** EXERCISE PROMPT **
Looking at the listing beneath, work out how many lines hold "text" and report only that figure.

** PROVIDED DATA **
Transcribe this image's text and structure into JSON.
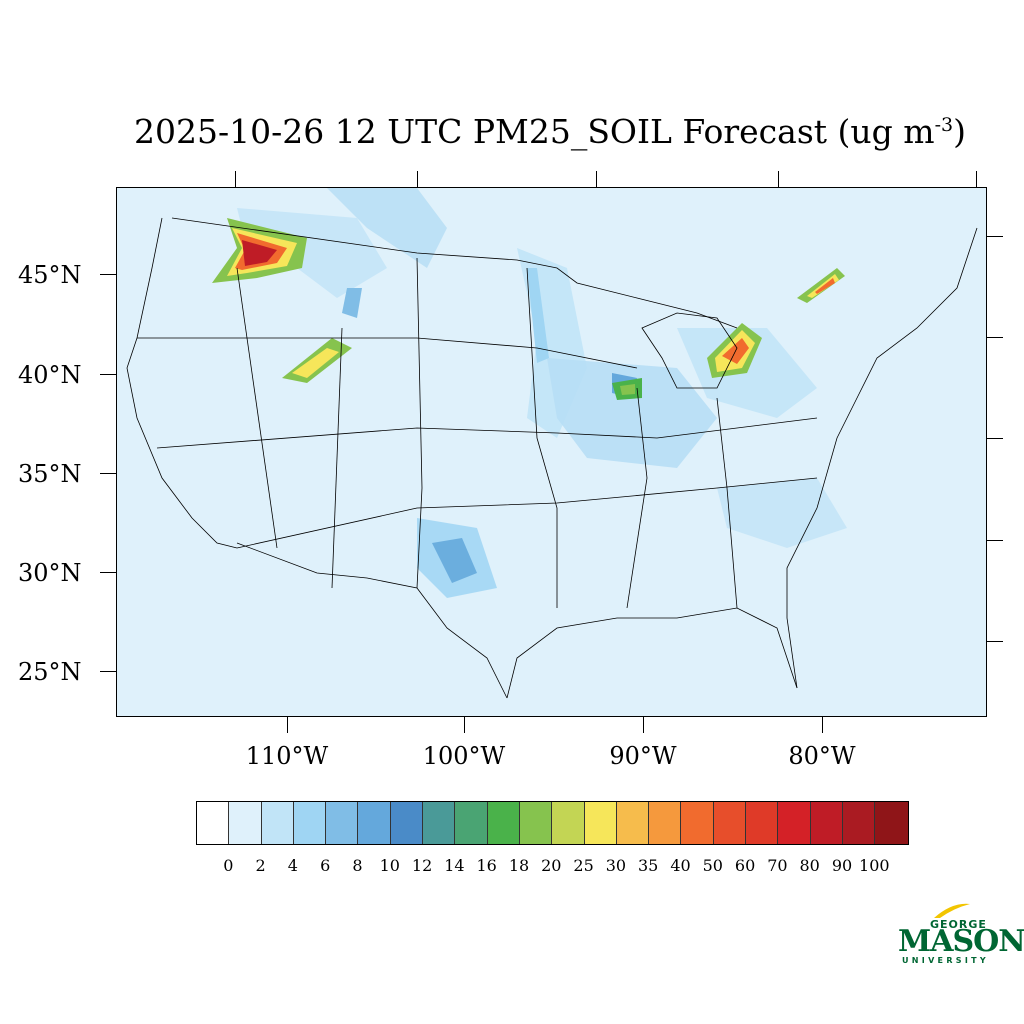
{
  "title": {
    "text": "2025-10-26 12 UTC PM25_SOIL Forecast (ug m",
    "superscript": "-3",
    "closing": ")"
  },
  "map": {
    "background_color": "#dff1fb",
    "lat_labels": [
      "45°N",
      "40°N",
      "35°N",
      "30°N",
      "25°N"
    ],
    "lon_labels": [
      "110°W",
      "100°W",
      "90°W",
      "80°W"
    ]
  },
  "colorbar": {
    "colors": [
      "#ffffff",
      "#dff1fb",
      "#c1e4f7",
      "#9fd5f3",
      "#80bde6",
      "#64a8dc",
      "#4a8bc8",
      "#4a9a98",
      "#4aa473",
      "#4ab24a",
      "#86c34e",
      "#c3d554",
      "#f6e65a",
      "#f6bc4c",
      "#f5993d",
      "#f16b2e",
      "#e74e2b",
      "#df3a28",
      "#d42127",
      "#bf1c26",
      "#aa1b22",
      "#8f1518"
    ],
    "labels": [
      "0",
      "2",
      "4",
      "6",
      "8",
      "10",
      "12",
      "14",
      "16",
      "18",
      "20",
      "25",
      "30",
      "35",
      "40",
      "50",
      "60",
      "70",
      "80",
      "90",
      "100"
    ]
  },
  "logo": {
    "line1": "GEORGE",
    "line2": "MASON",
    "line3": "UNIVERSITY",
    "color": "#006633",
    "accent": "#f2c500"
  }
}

** TASK RESPONSE **
2